Data for the task
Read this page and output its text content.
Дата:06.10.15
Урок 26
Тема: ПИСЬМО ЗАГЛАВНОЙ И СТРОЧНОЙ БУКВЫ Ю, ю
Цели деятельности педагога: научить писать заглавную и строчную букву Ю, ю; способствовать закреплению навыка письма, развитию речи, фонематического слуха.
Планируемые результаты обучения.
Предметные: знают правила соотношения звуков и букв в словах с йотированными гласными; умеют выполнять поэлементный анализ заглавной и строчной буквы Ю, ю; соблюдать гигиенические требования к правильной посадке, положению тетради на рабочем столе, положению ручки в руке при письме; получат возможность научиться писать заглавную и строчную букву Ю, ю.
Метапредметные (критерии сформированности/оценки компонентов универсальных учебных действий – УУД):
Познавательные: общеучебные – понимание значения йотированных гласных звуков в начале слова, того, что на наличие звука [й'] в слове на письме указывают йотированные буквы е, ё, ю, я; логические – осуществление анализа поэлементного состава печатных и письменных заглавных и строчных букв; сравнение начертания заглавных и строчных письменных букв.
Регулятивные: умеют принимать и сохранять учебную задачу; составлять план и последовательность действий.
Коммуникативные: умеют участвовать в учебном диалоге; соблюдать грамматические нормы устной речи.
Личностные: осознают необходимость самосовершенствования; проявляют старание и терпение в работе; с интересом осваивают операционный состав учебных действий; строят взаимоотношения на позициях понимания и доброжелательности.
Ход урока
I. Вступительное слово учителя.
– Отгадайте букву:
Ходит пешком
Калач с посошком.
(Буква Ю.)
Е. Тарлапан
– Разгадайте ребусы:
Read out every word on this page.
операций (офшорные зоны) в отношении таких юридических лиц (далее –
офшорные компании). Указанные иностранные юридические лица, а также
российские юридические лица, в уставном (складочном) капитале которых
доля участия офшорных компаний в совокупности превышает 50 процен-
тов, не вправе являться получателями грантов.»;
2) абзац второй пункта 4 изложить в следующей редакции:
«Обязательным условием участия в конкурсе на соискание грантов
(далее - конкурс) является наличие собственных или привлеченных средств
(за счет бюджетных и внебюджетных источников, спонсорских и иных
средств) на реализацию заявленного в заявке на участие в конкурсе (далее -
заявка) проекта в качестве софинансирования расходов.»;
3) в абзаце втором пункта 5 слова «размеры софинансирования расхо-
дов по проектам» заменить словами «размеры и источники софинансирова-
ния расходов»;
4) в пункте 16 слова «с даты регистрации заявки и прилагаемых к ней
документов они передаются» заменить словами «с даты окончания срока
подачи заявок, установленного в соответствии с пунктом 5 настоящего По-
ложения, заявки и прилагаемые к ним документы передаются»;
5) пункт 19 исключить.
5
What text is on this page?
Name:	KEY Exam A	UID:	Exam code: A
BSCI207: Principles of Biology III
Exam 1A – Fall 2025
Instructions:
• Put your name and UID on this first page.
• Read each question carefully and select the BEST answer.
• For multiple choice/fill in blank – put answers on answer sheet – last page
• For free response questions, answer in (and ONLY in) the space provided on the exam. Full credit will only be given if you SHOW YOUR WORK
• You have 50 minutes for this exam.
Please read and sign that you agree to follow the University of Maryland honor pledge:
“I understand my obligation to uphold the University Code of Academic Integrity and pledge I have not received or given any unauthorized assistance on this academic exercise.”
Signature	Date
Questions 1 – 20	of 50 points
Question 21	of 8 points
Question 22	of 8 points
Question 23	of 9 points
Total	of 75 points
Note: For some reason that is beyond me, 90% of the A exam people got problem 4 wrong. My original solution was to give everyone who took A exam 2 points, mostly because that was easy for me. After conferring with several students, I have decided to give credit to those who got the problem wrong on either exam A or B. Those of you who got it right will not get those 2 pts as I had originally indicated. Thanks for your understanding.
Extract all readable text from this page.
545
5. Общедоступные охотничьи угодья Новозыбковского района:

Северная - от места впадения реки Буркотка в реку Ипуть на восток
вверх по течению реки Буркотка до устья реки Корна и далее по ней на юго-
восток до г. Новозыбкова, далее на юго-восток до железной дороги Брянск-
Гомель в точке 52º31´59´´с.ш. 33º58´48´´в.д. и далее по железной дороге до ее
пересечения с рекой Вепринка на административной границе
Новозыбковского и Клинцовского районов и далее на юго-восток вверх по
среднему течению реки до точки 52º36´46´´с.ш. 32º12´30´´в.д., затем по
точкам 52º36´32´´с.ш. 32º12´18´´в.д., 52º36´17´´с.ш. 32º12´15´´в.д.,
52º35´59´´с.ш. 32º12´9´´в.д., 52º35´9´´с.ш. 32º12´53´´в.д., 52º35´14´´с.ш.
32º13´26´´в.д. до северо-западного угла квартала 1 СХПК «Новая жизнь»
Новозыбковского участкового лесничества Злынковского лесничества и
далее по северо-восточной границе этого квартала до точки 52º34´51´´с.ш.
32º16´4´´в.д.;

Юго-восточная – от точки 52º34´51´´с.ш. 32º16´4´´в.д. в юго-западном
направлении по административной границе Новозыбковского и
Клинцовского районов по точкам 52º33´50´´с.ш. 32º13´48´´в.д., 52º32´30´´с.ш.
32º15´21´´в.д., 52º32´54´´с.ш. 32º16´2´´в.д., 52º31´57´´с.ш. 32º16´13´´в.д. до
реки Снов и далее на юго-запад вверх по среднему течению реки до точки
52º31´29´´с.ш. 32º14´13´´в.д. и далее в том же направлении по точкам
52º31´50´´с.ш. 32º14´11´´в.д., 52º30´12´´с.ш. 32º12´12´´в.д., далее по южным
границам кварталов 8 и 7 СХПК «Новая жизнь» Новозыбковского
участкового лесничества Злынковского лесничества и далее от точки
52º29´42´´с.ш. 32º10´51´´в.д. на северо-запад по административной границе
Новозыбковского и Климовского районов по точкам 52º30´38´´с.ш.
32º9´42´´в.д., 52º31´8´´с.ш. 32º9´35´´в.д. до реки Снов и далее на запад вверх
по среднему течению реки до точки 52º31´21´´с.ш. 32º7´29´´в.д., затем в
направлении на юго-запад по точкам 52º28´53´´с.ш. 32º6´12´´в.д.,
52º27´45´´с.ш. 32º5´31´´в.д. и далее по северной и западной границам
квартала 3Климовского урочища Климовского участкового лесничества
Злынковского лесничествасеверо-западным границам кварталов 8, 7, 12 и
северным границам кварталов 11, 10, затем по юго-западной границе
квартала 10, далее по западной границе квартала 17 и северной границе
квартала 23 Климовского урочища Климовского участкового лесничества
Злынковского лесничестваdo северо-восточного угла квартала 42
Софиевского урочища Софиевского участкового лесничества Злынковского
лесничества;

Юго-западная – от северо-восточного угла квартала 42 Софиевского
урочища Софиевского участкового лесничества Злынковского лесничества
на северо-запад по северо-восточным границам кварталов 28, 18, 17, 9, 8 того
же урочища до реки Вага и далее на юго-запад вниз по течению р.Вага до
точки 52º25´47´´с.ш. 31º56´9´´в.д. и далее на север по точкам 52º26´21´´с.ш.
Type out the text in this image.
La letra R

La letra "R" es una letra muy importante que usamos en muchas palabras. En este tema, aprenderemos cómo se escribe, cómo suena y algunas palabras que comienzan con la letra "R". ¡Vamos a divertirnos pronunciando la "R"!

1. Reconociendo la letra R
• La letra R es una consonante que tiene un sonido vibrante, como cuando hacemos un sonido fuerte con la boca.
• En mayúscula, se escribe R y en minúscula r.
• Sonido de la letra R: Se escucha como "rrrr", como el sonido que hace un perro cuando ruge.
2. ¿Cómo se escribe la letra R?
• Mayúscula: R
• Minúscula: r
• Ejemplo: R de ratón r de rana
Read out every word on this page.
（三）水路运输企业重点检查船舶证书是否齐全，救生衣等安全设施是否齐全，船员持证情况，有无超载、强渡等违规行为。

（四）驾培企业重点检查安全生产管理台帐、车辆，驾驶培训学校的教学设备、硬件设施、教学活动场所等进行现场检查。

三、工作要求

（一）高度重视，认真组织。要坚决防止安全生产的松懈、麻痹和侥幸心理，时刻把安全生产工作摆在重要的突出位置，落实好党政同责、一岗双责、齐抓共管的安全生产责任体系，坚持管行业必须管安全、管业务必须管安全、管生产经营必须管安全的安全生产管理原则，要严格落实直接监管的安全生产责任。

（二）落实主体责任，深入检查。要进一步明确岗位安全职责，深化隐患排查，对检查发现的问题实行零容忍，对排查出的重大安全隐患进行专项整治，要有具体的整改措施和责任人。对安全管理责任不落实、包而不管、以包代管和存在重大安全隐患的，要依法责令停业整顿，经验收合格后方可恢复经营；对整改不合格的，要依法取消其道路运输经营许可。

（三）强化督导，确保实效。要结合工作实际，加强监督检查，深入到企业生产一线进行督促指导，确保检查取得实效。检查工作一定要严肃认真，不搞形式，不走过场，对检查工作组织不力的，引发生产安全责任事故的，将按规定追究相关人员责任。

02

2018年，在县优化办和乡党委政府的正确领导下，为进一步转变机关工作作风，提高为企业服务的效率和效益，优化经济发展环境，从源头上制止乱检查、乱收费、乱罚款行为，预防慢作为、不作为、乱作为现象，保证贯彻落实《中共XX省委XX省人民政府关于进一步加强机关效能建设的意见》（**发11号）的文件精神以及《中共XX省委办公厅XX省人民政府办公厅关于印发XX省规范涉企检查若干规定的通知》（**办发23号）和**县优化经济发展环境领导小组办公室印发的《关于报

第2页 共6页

Work to be completed
Take the lines from the one containing "Type out the text in this image." to the last line of the material above and write them out exactly.

Correct output
Type out the text in this image.
La letra R

La letra "R" es una letra muy importante que usamos en muchas palabras. En este tema, aprenderemos cómo se escribe, cómo suena y algunas palabras que comienzan con la letra "R". ¡Vamos a divertirnos pronunciando la "R"!

1. Reconociendo la letra R
• La letra R es una consonante que tiene un sonido vibrante, como cuando hacemos un sonido fuerte con la boca.
• En mayúscula, se escribe R y en minúscula r.
• Sonido de la letra R: Se escucha como "rrrr", como el sonido que hace un perro cuando ruge.
2. ¿Cómo se escribe la letra R?
• Mayúscula: R
• Minúscula: r
• Ejemplo: R de ratón r de rana
Read out every word on this page.
（三）水路运输企业重点检查船舶证书是否齐全，救生衣等安全设施是否齐全，船员持证情况，有无超载、强渡等违规行为。

（四）驾培企业重点检查安全生产管理台帐、车辆，驾驶培训学校的教学设备、硬件设施、教学活动场所等进行现场检查。

三、工作要求

（一）高度重视，认真组织。要坚决防止安全生产的松懈、麻痹和侥幸心理，时刻把安全生产工作摆在重要的突出位置，落实好党政同责、一岗双责、齐抓共管的安全生产责任体系，坚持管行业必须管安全、管业务必须管安全、管生产经营必须管安全的安全生产管理原则，要严格落实直接监管的安全生产责任。

（二）落实主体责任，深入检查。要进一步明确岗位安全职责，深化隐患排查，对检查发现的问题实行零容忍，对排查出的重大安全隐患进行专项整治，要有具体的整改措施和责任人。对安全管理责任不落实、包而不管、以包代管和存在重大安全隐患的，要依法责令停业整顿，经验收合格后方可恢复经营；对整改不合格的，要依法取消其道路运输经营许可。

（三）强化督导，确保实效。要结合工作实际，加强监督检查，深入到企业生产一线进行督促指导，确保检查取得实效。检查工作一定要严肃认真，不搞形式，不走过场，对检查工作组织不力的，引发生产安全责任事故的，将按规定追究相关人员责任。

02

2018年，在县优化办和乡党委政府的正确领导下，为进一步转变机关工作作风，提高为企业服务的效率和效益，优化经济发展环境，从源头上制止乱检查、乱收费、乱罚款行为，预防慢作为、不作为、乱作为现象，保证贯彻落实《中共XX省委XX省人民政府关于进一步加强机关效能建设的意见》（**发11号）的文件精神以及《中共XX省委办公厅XX省人民政府办公厅关于印发XX省规范涉企检查若干规定的通知》（**办发23号）和**县优化经济发展环境领导小组办公室印发的《关于报

第2页 共6页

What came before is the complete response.